Skip the pictures. Reproduce all other material exactly.

> _Provided records_
* * *
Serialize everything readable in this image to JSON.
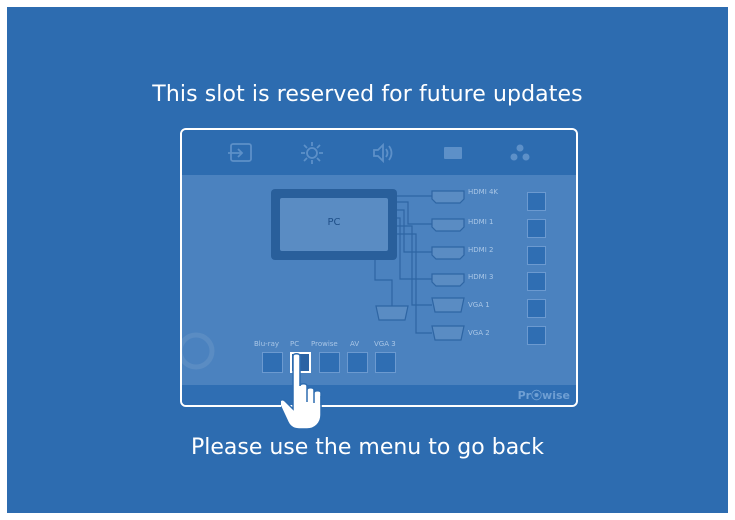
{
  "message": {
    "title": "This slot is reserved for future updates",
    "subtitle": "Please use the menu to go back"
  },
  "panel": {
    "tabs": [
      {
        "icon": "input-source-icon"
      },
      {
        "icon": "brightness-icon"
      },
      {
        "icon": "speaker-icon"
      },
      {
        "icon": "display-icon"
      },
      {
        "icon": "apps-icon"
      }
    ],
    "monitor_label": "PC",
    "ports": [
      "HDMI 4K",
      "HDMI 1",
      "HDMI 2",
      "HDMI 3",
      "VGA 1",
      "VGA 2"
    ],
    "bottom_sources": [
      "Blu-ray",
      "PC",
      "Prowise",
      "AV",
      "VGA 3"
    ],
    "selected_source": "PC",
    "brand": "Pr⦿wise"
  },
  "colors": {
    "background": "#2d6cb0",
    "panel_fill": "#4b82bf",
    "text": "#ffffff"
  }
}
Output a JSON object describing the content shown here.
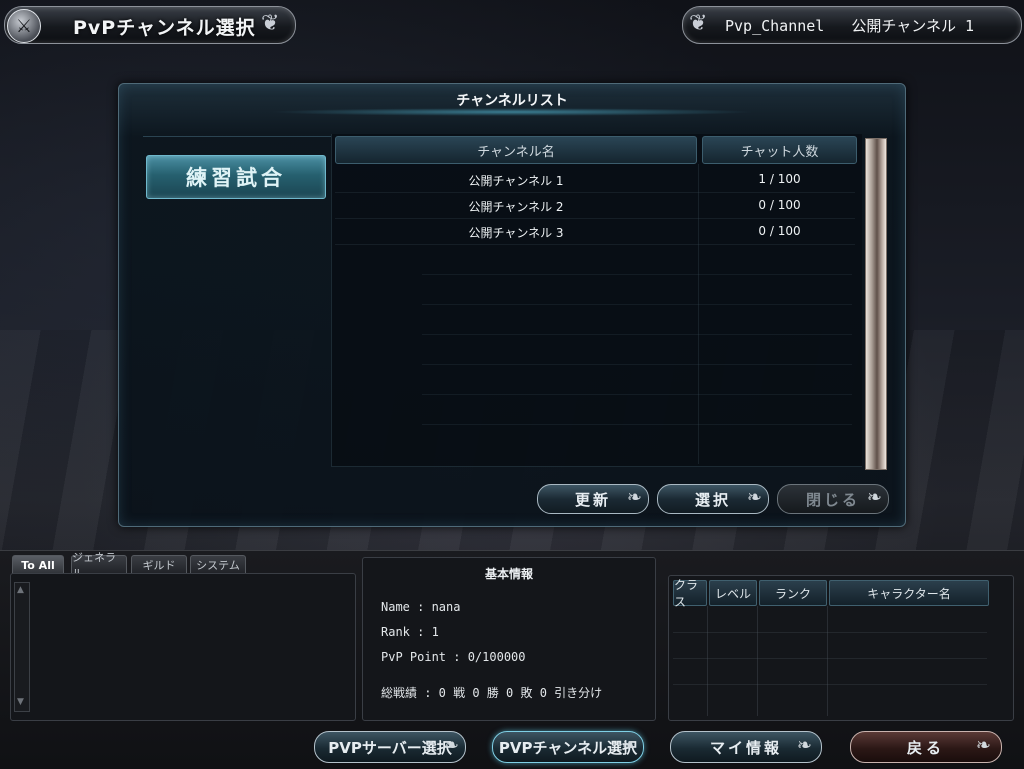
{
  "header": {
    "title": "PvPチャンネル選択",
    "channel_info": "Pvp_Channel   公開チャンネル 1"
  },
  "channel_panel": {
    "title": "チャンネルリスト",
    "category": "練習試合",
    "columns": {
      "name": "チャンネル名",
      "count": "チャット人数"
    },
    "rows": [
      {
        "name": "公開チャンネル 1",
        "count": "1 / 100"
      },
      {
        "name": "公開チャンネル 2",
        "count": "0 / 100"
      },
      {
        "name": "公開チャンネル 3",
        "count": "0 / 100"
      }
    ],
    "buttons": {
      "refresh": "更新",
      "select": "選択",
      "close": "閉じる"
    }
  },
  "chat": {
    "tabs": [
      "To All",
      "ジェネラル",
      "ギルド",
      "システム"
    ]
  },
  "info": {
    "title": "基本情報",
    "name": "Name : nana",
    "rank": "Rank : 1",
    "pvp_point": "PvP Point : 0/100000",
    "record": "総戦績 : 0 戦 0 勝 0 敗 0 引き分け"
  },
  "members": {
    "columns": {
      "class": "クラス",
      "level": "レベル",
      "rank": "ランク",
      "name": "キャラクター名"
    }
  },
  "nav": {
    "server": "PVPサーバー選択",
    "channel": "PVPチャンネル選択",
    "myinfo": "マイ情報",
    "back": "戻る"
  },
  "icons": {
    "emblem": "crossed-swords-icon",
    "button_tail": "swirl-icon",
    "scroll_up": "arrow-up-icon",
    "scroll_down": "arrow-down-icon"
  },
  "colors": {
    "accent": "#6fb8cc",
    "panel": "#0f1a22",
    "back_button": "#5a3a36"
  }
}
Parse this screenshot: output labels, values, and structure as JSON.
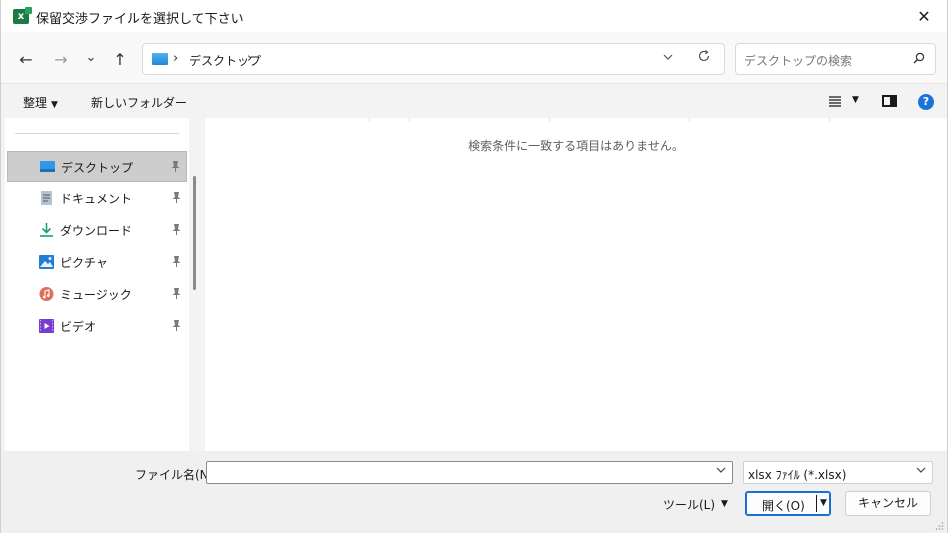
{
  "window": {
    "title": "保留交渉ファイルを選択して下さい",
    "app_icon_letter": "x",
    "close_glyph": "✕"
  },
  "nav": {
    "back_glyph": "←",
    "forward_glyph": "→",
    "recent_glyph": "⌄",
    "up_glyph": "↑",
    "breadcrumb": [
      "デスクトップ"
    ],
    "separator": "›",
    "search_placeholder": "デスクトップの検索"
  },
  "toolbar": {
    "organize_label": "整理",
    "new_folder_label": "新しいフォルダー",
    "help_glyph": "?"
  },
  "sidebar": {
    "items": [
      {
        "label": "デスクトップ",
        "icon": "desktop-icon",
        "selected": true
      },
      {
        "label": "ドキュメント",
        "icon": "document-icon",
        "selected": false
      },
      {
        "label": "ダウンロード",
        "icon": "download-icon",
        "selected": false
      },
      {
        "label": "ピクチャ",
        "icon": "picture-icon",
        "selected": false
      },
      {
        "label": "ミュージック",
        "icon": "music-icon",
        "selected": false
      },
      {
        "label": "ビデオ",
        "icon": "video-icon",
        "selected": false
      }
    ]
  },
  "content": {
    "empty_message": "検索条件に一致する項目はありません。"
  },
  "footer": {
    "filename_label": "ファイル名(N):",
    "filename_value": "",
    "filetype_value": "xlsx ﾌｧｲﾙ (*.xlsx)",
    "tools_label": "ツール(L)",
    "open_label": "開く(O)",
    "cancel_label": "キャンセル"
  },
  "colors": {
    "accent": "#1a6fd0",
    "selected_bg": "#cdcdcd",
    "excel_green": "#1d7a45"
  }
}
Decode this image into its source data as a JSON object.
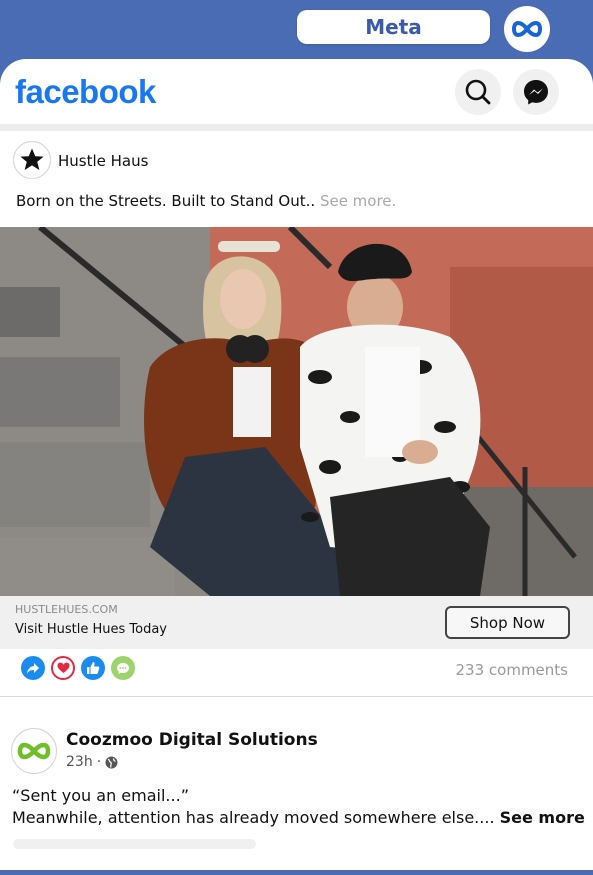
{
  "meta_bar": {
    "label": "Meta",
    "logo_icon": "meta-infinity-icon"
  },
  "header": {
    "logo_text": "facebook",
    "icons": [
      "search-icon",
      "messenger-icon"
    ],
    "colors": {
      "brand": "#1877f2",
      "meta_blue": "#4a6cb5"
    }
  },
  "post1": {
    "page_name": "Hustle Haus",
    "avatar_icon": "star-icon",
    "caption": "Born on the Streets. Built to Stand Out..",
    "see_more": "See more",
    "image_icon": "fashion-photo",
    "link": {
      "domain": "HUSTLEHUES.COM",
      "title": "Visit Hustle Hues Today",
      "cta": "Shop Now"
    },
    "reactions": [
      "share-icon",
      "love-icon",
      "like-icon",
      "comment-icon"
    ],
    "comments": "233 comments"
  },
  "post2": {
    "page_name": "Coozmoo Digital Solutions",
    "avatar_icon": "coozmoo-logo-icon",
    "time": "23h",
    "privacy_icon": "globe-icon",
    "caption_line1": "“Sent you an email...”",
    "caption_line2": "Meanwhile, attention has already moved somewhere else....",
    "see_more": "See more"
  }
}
* * *
> _Exercise answer_
Serialize everything readable in this image to JSON.
{
  "message": {
    "title": "This slot is reserved for future updates",
    "subtitle": "Please use the menu to go back"
  },
  "panel": {
    "tabs": [
      {
        "icon": "input-source-icon"
      },
      {
        "icon": "brightness-icon"
      },
      {
        "icon": "speaker-icon"
      },
      {
        "icon": "display-icon"
      },
      {
        "icon": "apps-icon"
      }
    ],
    "monitor_label": "PC",
    "ports": [
      "HDMI 4K",
      "HDMI 1",
      "HDMI 2",
      "HDMI 3",
      "VGA 1",
      "VGA 2"
    ],
    "bottom_sources": [
      "Blu-ray",
      "PC",
      "Prowise",
      "AV",
      "VGA 3"
    ],
    "selected_source": "PC",
    "brand": "Pr⦿wise"
  },
  "colors": {
    "background": "#2d6cb0",
    "panel_fill": "#4b82bf",
    "text": "#ffffff"
  }
}
Output a JSON object describing the content shown here.
{
  "header": {
    "title": "PvPチャンネル選択",
    "channel_info": "Pvp_Channel   公開チャンネル 1"
  },
  "channel_panel": {
    "title": "チャンネルリスト",
    "category": "練習試合",
    "columns": {
      "name": "チャンネル名",
      "count": "チャット人数"
    },
    "rows": [
      {
        "name": "公開チャンネル 1",
        "count": "1 / 100"
      },
      {
        "name": "公開チャンネル 2",
        "count": "0 / 100"
      },
      {
        "name": "公開チャンネル 3",
        "count": "0 / 100"
      }
    ],
    "buttons": {
      "refresh": "更新",
      "select": "選択",
      "close": "閉じる"
    }
  },
  "chat": {
    "tabs": [
      "To All",
      "ジェネラル",
      "ギルド",
      "システム"
    ]
  },
  "info": {
    "title": "基本情報",
    "name": "Name : nana",
    "rank": "Rank : 1",
    "pvp_point": "PvP Point : 0/100000",
    "record": "総戦績 : 0 戦 0 勝 0 敗 0 引き分け"
  },
  "members": {
    "columns": {
      "class": "クラス",
      "level": "レベル",
      "rank": "ランク",
      "name": "キャラクター名"
    }
  },
  "nav": {
    "server": "PVPサーバー選択",
    "channel": "PVPチャンネル選択",
    "myinfo": "マイ情報",
    "back": "戻る"
  },
  "icons": {
    "emblem": "crossed-swords-icon",
    "button_tail": "swirl-icon",
    "scroll_up": "arrow-up-icon",
    "scroll_down": "arrow-down-icon"
  },
  "colors": {
    "accent": "#6fb8cc",
    "panel": "#0f1a22",
    "back_button": "#5a3a36"
  }
}
Parse this screenshot: output labels, values, and structure as JSON.
{
  "window": {
    "title": "保留交渉ファイルを選択して下さい",
    "app_icon_letter": "x",
    "close_glyph": "✕"
  },
  "nav": {
    "back_glyph": "←",
    "forward_glyph": "→",
    "recent_glyph": "⌄",
    "up_glyph": "↑",
    "breadcrumb": [
      "デスクトップ"
    ],
    "separator": "›",
    "search_placeholder": "デスクトップの検索"
  },
  "toolbar": {
    "organize_label": "整理",
    "new_folder_label": "新しいフォルダー",
    "help_glyph": "?"
  },
  "sidebar": {
    "items": [
      {
        "label": "デスクトップ",
        "icon": "desktop-icon",
        "selected": true
      },
      {
        "label": "ドキュメント",
        "icon": "document-icon",
        "selected": false
      },
      {
        "label": "ダウンロード",
        "icon": "download-icon",
        "selected": false
      },
      {
        "label": "ピクチャ",
        "icon": "picture-icon",
        "selected": false
      },
      {
        "label": "ミュージック",
        "icon": "music-icon",
        "selected": false
      },
      {
        "label": "ビデオ",
        "icon": "video-icon",
        "selected": false
      }
    ]
  },
  "content": {
    "empty_message": "検索条件に一致する項目はありません。"
  },
  "footer": {
    "filename_label": "ファイル名(N):",
    "filename_value": "",
    "filetype_value": "xlsx ﾌｧｲﾙ (*.xlsx)",
    "tools_label": "ツール(L)",
    "open_label": "開く(O)",
    "cancel_label": "キャンセル"
  },
  "colors": {
    "accent": "#1a6fd0",
    "selected_bg": "#cdcdcd",
    "excel_green": "#1d7a45"
  }
}
Decode this image into its source data as a JSON object.
{
  "meta_bar": {
    "label": "Meta",
    "logo_icon": "meta-infinity-icon"
  },
  "header": {
    "logo_text": "facebook",
    "icons": [
      "search-icon",
      "messenger-icon"
    ],
    "colors": {
      "brand": "#1877f2",
      "meta_blue": "#4a6cb5"
    }
  },
  "post1": {
    "page_name": "Hustle Haus",
    "avatar_icon": "star-icon",
    "caption": "Born on the Streets. Built to Stand Out..",
    "see_more": "See more",
    "image_icon": "fashion-photo",
    "link": {
      "domain": "HUSTLEHUES.COM",
      "title": "Visit Hustle Hues Today",
      "cta": "Shop Now"
    },
    "reactions": [
      "share-icon",
      "love-icon",
      "like-icon",
      "comment-icon"
    ],
    "comments": "233 comments"
  },
  "post2": {
    "page_name": "Coozmoo Digital Solutions",
    "avatar_icon": "coozmoo-logo-icon",
    "time": "23h",
    "privacy_icon": "globe-icon",
    "caption_line1": "“Sent you an email...”",
    "caption_line2": "Meanwhile, attention has already moved somewhere else....",
    "see_more": "See more"
  }
}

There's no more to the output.